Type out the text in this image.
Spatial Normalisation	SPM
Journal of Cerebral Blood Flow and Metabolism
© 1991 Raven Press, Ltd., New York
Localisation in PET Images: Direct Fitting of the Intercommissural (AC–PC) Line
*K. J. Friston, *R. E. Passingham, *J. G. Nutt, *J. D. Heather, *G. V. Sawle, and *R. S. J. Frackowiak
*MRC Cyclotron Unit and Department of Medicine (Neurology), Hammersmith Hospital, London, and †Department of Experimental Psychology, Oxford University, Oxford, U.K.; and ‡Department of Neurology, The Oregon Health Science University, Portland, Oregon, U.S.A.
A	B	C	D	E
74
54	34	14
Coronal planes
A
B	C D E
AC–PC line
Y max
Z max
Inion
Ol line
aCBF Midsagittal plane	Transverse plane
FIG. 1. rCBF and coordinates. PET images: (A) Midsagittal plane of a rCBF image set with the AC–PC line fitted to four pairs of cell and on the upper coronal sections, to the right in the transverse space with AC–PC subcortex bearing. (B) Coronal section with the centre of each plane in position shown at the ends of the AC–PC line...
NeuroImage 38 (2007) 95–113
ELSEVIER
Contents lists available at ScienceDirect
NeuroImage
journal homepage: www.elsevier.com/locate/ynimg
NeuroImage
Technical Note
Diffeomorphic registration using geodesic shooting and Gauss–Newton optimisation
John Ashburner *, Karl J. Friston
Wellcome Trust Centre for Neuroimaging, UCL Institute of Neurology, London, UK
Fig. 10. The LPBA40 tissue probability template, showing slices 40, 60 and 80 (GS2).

» **Task details**
Output the full listing without altering anything.

» **Exercise result**
Type out the text in this image.
Spatial Normalisation	SPM
Journal of Cerebral Blood Flow and Metabolism
© 1991 Raven Press, Ltd., New York
Localisation in PET Images: Direct Fitting of the Intercommissural (AC–PC) Line
*K. J. Friston, *R. E. Passingham, *J. G. Nutt, *J. D. Heather, *G. V. Sawle, and *R. S. J. Frackowiak
*MRC Cyclotron Unit and Department of Medicine (Neurology), Hammersmith Hospital, London, and †Department of Experimental Psychology, Oxford University, Oxford, U.K.; and ‡Department of Neurology, The Oregon Health Science University, Portland, Oregon, U.S.A.
A	B	C	D	E
74
54	34	14
Coronal planes
A
B	C D E
AC–PC line
Y max
Z max
Inion
Ol line
aCBF Midsagittal plane	Transverse plane
FIG. 1. rCBF and coordinates. PET images: (A) Midsagittal plane of a rCBF image set with the AC–PC line fitted to four pairs of cell and on the upper coronal sections, to the right in the transverse space with AC–PC subcortex bearing. (B) Coronal section with the centre of each plane in position shown at the ends of the AC–PC line...
NeuroImage 38 (2007) 95–113
ELSEVIER
Contents lists available at ScienceDirect
NeuroImage
journal homepage: www.elsevier.com/locate/ynimg
NeuroImage
Technical Note
Diffeomorphic registration using geodesic shooting and Gauss–Newton optimisation
John Ashburner *, Karl J. Friston
Wellcome Trust Centre for Neuroimaging, UCL Institute of Neurology, London, UK
Fig. 10. The LPBA40 tissue probability template, showing slices 40, 60 and 80 (GS2).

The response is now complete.